◆ WHAT YOU WILL DO ◆
Do any lines in the data below contain "time"? If so, copy every one of them.

——

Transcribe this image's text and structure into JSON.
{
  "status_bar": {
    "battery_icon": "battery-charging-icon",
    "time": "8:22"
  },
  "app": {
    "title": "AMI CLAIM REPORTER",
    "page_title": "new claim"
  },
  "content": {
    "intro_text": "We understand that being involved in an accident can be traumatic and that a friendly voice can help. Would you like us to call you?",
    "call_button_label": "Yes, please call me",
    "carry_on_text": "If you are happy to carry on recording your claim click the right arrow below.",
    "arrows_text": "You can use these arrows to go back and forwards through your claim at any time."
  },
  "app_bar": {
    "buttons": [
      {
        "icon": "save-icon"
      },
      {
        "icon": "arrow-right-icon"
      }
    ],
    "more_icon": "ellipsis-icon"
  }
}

——

◆ SOLUTION FOR THIS EXERCISE ◆
    "time": "8:22"
    "arrows_text": "You can use these arrows to go back and forwards through your claim at any time."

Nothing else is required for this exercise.